Exercise instructions:
Find each line with the word "kind" and copy it.
--
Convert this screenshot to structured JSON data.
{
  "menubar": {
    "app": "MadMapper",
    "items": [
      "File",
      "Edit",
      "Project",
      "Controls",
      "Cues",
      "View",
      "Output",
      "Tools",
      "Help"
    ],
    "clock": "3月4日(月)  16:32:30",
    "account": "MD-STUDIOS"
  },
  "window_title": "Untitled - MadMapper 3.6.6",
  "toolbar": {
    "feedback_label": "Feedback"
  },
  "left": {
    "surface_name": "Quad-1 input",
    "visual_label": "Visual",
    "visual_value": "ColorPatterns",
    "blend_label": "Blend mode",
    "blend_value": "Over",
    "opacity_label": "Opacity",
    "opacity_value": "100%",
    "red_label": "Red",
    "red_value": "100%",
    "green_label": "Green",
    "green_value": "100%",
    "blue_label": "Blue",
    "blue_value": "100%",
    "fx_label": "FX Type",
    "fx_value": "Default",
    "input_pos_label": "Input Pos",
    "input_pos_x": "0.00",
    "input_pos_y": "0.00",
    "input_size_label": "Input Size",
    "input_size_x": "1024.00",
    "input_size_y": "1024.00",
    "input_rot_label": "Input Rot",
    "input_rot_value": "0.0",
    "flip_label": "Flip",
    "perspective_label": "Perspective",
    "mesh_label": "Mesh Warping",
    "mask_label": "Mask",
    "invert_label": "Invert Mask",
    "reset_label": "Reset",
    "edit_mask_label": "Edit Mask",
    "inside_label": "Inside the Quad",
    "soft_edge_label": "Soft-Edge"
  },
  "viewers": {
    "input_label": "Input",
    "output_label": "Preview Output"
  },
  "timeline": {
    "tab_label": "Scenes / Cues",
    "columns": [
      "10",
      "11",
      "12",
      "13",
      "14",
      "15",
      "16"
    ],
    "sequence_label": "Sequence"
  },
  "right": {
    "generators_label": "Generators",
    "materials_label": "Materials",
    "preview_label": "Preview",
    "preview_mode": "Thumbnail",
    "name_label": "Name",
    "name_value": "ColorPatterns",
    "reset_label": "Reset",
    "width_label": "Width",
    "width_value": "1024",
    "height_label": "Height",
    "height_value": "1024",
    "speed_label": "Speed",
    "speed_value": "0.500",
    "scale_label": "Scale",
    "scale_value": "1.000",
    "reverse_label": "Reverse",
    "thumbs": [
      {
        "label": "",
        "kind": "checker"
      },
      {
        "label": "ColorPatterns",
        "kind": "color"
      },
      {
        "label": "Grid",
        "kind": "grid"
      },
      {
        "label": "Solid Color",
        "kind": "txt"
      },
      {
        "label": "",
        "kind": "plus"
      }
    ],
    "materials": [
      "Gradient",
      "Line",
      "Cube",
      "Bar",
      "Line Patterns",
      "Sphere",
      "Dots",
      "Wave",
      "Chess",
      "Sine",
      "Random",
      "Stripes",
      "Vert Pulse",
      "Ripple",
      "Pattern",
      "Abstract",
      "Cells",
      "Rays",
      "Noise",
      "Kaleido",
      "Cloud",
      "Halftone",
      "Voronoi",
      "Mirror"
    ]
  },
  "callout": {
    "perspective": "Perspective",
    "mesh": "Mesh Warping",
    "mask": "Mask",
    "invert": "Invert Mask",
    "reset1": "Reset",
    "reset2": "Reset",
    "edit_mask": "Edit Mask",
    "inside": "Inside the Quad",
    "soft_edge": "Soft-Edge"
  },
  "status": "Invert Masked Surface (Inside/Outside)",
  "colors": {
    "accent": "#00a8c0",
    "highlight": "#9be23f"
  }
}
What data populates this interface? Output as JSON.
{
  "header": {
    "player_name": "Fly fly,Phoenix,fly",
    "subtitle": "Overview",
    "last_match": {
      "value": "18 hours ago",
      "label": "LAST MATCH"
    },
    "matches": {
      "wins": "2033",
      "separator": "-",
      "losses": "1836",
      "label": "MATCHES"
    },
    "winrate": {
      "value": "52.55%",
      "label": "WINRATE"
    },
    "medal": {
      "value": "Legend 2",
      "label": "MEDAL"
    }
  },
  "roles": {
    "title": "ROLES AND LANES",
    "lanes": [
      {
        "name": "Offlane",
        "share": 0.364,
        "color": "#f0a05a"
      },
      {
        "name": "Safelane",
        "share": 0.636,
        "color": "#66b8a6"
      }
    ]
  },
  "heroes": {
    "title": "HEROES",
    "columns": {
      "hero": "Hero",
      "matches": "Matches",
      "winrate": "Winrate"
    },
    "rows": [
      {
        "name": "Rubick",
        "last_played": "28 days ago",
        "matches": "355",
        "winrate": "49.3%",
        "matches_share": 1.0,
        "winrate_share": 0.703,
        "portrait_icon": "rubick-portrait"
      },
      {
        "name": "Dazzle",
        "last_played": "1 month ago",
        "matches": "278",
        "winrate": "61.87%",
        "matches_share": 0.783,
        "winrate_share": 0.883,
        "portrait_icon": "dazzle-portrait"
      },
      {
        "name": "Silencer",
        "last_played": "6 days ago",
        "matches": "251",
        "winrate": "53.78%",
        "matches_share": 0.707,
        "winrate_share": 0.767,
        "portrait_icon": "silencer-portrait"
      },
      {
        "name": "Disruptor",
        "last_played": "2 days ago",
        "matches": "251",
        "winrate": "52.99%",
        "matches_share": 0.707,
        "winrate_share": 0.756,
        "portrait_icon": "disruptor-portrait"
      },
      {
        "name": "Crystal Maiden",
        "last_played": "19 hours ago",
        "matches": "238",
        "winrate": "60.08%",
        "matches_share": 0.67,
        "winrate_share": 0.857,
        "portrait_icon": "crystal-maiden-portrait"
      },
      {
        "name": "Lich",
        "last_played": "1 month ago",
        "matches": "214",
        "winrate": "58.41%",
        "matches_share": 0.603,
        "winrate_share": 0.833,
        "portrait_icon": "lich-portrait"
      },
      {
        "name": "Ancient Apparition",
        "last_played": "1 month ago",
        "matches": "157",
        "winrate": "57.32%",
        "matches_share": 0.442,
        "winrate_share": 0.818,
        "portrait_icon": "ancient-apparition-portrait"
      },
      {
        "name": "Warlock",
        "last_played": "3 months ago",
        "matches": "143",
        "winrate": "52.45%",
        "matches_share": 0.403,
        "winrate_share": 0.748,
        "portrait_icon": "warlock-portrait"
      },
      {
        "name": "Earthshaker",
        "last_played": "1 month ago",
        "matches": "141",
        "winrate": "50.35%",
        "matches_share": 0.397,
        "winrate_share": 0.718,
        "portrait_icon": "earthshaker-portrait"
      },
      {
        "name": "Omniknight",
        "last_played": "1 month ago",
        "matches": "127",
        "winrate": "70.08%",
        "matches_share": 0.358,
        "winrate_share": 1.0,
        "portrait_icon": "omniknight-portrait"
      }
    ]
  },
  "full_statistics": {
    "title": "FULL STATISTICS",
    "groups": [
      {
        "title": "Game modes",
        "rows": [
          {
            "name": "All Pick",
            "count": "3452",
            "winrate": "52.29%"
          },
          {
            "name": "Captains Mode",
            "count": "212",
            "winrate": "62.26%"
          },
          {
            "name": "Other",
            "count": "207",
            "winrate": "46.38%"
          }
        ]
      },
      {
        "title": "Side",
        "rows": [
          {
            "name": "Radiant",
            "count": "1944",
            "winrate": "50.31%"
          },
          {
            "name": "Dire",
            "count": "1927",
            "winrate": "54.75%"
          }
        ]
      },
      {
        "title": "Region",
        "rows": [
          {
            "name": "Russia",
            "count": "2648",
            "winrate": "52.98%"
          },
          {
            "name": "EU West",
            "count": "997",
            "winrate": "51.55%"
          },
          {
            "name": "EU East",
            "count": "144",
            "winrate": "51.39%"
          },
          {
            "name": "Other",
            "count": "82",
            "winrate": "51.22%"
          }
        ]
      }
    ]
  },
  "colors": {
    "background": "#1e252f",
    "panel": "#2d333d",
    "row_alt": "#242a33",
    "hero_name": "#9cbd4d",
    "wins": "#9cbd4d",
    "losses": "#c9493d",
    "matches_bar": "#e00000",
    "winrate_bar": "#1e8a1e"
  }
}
--
Solution for this exercise:
        "kind": "checker"
        "kind": "color"
        "kind": "grid"
        "kind": "txt"
        "kind": "plus"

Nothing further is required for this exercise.